» How to complete this task
Each line holding the word "field" must appear in the answer, copied from the entries.
◇ ◇ ◇ ◇
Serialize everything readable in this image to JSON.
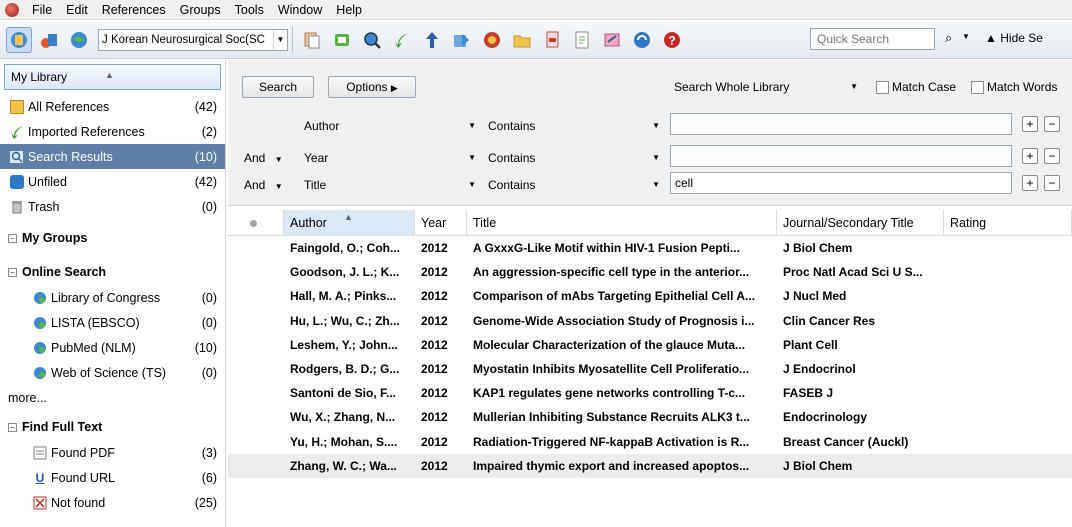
{
  "menu": [
    "File",
    "Edit",
    "References",
    "Groups",
    "Tools",
    "Window",
    "Help"
  ],
  "toolbar": {
    "style_value": "J Korean Neurosurgical Soc(SC",
    "quick_search_placeholder": "Quick Search",
    "hide_search": "Hide Se"
  },
  "left": {
    "header": "My Library",
    "library": [
      {
        "label": "All References",
        "count": "(42)"
      },
      {
        "label": "Imported References",
        "count": "(2)"
      },
      {
        "label": "Search Results",
        "count": "(10)"
      },
      {
        "label": "Unfiled",
        "count": "(42)"
      },
      {
        "label": "Trash",
        "count": "(0)"
      }
    ],
    "groups": {
      "my_groups": "My Groups",
      "online_search": "Online Search",
      "online_items": [
        {
          "label": "Library of Congress",
          "count": "(0)"
        },
        {
          "label": "LISTA (EBSCO)",
          "count": "(0)"
        },
        {
          "label": "PubMed (NLM)",
          "count": "(10)"
        },
        {
          "label": "Web of Science (TS)",
          "count": "(0)"
        }
      ],
      "more": "more...",
      "find_full_text": "Find Full Text",
      "fft_items": [
        {
          "label": "Found PDF",
          "count": "(3)"
        },
        {
          "label": "Found URL",
          "count": "(6)"
        },
        {
          "label": "Not found",
          "count": "(25)"
        }
      ]
    }
  },
  "search": {
    "search_btn": "Search",
    "options_btn": "Options",
    "scope": "Search Whole Library",
    "match_case": "Match Case",
    "match_words": "Match Words",
    "rows": [
      {
        "bool": "",
        "field": "Author",
        "op": "Contains",
        "value": ""
      },
      {
        "bool": "And",
        "field": "Year",
        "op": "Contains",
        "value": ""
      },
      {
        "bool": "And",
        "field": "Title",
        "op": "Contains",
        "value": "cell"
      }
    ]
  },
  "results": {
    "columns": [
      "Author",
      "Year",
      "Title",
      "Journal/Secondary Title",
      "Rating"
    ],
    "rows": [
      {
        "author": "Faingold, O.; Coh...",
        "year": "2012",
        "title": "A GxxxG-Like Motif within HIV-1 Fusion Pepti...",
        "journal": "J Biol Chem"
      },
      {
        "author": "Goodson, J. L.; K...",
        "year": "2012",
        "title": "An aggression-specific cell type in the anterior...",
        "journal": "Proc Natl Acad Sci U S..."
      },
      {
        "author": "Hall, M. A.; Pinks...",
        "year": "2012",
        "title": "Comparison of mAbs Targeting Epithelial Cell A...",
        "journal": "J Nucl Med"
      },
      {
        "author": "Hu, L.; Wu, C.; Zh...",
        "year": "2012",
        "title": "Genome-Wide Association Study of Prognosis i...",
        "journal": "Clin Cancer Res"
      },
      {
        "author": "Leshem, Y.; John...",
        "year": "2012",
        "title": "Molecular Characterization of the glauce Muta...",
        "journal": "Plant Cell"
      },
      {
        "author": "Rodgers, B. D.; G...",
        "year": "2012",
        "title": "Myostatin Inhibits Myosatellite Cell Proliferatio...",
        "journal": "J Endocrinol"
      },
      {
        "author": "Santoni de Sio, F...",
        "year": "2012",
        "title": "KAP1 regulates gene networks controlling T-c...",
        "journal": "FASEB J"
      },
      {
        "author": "Wu, X.; Zhang, N...",
        "year": "2012",
        "title": "Mullerian Inhibiting Substance Recruits ALK3 t...",
        "journal": "Endocrinology"
      },
      {
        "author": "Yu, H.; Mohan, S....",
        "year": "2012",
        "title": "Radiation-Triggered NF-kappaB Activation is R...",
        "journal": "Breast Cancer (Auckl)"
      },
      {
        "author": "Zhang, W. C.; Wa...",
        "year": "2012",
        "title": "Impaired thymic export and increased apoptos...",
        "journal": "J Biol Chem"
      }
    ]
  }
}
◇ ◇ ◇ ◇
» Solution to this task
        "field": "Author",
        "field": "Year",
        "field": "Title",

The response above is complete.